The request » Scan the data below and pick out the lines containing the word "Results".

(Stored records)

-- Start --

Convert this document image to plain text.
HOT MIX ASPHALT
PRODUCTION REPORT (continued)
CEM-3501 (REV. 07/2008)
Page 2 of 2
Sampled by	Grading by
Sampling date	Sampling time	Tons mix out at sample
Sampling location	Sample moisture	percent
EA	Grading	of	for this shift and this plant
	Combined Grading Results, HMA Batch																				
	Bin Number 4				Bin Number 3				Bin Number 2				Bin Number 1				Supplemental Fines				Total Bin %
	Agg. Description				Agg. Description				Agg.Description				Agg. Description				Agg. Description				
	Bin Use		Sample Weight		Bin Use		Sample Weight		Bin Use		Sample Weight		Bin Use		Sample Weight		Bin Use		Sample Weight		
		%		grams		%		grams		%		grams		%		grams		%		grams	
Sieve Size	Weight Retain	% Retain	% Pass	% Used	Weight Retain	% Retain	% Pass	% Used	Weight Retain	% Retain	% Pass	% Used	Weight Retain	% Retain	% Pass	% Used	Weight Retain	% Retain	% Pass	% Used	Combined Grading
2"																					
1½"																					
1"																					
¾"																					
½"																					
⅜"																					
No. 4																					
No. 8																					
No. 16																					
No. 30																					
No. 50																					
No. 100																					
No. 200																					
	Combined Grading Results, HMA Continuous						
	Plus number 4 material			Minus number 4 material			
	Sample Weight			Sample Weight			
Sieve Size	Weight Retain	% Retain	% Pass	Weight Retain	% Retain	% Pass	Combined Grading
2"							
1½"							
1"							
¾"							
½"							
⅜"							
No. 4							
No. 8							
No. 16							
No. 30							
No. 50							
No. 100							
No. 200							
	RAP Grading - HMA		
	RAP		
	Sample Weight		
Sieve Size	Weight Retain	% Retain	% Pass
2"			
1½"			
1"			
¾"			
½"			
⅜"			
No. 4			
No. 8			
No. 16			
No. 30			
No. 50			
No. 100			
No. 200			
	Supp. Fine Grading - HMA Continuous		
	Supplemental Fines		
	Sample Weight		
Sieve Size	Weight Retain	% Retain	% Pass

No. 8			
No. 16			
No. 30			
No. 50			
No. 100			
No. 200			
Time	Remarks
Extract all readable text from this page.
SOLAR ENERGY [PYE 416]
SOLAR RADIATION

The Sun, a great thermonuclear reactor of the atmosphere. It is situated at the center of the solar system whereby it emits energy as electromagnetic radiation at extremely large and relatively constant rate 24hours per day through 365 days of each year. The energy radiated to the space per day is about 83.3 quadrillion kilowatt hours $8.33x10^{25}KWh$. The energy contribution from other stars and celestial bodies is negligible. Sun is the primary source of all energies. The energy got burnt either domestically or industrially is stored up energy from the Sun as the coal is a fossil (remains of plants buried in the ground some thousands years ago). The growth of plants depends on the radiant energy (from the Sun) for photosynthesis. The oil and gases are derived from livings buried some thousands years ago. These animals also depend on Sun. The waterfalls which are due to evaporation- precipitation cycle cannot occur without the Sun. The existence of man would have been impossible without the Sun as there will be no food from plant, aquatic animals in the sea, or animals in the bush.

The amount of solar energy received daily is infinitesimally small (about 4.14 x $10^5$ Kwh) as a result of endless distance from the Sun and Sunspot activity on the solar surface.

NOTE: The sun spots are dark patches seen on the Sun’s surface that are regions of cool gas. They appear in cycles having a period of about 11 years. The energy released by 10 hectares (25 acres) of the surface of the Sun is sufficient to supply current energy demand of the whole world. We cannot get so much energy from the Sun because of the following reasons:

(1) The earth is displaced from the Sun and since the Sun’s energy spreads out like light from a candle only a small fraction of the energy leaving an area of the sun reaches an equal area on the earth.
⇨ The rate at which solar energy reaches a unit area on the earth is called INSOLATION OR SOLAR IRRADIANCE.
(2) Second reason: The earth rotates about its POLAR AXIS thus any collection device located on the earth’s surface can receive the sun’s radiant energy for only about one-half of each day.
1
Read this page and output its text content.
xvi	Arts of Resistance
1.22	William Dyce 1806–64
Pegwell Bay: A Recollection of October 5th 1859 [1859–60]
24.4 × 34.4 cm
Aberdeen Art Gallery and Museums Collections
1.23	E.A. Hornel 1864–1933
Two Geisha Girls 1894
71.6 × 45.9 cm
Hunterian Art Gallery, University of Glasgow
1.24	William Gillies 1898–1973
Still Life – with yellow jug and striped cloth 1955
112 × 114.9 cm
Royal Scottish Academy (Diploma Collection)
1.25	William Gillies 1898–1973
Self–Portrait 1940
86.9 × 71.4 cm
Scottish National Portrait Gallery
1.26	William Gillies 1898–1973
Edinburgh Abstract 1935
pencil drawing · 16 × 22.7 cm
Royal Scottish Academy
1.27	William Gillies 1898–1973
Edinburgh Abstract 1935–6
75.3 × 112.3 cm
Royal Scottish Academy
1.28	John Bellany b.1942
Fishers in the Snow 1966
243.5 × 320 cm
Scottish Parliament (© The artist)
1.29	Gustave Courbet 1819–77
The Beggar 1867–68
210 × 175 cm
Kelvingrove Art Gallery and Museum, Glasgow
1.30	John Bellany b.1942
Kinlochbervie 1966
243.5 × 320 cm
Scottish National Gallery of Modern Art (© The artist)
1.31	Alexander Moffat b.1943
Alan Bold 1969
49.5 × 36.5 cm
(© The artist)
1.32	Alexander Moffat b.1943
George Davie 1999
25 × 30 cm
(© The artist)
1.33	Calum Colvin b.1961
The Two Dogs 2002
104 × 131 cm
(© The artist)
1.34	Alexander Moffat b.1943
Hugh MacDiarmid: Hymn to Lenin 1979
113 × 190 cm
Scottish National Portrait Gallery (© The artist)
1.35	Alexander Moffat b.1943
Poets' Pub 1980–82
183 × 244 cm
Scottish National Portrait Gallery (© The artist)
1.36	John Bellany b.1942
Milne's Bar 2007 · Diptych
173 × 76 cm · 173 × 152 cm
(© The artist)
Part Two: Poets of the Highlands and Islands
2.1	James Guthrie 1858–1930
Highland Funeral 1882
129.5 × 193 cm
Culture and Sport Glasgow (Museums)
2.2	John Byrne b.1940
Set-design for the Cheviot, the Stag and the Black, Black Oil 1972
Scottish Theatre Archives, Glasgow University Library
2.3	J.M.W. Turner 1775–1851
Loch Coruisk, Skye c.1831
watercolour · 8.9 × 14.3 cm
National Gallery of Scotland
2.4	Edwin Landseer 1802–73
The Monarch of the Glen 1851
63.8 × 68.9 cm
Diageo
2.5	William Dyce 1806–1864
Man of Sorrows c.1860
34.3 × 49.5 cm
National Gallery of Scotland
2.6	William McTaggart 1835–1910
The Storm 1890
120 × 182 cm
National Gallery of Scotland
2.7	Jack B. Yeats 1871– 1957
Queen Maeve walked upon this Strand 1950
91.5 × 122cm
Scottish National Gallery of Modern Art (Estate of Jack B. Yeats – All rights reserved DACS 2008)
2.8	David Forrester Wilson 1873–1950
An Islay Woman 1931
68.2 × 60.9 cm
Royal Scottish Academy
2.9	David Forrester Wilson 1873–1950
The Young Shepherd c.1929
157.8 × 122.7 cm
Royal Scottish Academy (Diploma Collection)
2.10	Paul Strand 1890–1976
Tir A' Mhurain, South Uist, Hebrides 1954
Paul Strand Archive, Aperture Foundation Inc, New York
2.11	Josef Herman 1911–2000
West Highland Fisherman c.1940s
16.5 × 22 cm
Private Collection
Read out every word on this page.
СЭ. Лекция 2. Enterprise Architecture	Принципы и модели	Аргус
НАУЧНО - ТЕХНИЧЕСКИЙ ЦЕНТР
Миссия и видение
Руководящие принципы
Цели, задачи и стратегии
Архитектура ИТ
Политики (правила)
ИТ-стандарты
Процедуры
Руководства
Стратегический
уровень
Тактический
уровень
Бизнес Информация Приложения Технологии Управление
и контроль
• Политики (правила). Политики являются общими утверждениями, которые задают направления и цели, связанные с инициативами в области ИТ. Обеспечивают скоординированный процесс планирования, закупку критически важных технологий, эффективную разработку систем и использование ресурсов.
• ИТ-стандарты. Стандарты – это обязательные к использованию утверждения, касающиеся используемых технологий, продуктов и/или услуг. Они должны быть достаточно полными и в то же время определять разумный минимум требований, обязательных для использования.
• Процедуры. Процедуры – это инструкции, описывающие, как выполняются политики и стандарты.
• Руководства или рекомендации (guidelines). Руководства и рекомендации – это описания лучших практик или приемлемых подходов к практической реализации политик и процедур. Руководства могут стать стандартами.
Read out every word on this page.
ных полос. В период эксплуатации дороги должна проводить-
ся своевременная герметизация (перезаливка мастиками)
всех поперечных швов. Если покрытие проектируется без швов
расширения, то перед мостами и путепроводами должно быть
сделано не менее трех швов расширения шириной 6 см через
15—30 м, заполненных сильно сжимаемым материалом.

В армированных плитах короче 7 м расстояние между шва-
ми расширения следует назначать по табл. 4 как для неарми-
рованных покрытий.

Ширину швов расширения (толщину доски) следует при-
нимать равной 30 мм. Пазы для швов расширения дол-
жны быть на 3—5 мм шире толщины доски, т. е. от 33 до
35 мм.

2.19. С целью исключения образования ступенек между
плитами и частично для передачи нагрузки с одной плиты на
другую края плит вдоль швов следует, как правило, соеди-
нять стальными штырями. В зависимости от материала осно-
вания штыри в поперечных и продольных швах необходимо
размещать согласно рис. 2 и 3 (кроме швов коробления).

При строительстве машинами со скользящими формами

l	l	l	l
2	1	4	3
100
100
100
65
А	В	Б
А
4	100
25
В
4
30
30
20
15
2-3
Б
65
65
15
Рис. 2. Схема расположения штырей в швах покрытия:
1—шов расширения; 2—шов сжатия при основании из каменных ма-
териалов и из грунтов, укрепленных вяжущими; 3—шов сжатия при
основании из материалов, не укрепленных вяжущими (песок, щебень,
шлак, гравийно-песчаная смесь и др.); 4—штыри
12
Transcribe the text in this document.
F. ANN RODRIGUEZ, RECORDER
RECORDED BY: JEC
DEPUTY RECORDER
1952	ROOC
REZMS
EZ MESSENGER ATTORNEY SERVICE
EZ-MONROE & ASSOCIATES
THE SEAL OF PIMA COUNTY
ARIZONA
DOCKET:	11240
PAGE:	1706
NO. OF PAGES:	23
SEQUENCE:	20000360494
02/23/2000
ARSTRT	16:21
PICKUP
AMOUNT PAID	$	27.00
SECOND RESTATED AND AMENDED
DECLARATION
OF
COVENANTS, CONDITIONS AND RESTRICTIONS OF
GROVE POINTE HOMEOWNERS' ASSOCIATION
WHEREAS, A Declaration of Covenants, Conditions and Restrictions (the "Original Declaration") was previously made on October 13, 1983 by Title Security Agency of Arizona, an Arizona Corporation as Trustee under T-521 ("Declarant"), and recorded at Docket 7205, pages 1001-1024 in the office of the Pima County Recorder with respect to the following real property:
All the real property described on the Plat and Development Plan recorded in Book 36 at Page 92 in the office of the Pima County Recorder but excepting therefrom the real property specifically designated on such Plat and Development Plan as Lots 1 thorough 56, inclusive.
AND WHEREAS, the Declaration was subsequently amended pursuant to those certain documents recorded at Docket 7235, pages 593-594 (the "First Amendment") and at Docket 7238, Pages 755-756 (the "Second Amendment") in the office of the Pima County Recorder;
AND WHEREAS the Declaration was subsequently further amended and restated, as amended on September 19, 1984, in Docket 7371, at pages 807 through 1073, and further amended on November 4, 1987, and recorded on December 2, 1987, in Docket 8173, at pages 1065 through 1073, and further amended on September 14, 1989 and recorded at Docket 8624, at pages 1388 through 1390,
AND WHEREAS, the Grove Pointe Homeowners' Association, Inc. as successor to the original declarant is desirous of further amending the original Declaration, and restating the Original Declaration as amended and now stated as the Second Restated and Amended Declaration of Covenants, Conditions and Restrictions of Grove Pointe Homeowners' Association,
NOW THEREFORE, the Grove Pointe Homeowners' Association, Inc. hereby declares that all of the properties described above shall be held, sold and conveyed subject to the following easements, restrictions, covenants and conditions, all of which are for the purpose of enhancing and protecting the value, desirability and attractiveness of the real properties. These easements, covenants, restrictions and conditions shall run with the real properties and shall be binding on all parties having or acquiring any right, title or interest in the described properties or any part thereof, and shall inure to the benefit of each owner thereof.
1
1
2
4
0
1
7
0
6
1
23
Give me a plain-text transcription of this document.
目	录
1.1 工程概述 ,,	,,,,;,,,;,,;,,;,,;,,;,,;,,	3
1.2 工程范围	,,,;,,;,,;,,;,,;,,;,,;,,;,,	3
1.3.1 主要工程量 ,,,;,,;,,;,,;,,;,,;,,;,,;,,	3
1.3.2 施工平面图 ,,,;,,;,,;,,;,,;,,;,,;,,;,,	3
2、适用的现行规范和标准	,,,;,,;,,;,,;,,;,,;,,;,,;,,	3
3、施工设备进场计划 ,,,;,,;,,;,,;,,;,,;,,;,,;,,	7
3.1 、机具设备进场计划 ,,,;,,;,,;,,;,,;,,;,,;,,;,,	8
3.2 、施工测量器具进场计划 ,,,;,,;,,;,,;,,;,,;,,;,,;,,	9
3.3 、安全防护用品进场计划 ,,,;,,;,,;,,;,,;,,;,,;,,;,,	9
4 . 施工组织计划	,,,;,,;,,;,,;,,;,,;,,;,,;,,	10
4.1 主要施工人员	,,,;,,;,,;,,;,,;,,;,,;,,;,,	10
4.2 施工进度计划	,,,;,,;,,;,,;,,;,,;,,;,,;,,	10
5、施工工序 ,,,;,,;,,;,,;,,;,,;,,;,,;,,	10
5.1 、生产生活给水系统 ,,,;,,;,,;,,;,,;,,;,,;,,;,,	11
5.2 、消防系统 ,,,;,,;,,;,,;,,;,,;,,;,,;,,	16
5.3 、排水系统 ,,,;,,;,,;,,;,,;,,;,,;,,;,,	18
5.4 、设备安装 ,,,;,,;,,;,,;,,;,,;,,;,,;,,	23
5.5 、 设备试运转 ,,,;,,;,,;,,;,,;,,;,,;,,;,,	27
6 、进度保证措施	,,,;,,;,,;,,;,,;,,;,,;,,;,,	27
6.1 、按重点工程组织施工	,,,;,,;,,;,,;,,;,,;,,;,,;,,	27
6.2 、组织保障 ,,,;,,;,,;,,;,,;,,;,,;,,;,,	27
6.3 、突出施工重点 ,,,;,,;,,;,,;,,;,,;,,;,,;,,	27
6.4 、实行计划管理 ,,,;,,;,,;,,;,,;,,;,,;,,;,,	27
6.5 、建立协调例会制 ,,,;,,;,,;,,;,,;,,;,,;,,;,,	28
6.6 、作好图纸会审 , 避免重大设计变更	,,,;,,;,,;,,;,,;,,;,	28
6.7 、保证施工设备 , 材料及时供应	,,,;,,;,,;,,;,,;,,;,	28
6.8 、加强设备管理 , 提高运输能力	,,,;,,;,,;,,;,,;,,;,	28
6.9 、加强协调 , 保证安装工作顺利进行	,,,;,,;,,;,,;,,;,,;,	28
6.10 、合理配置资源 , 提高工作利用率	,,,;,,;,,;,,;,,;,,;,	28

-- End --

Complete answer »
	Combined Grading Results, HMA Batch																				
	Combined Grading Results, HMA Continuous						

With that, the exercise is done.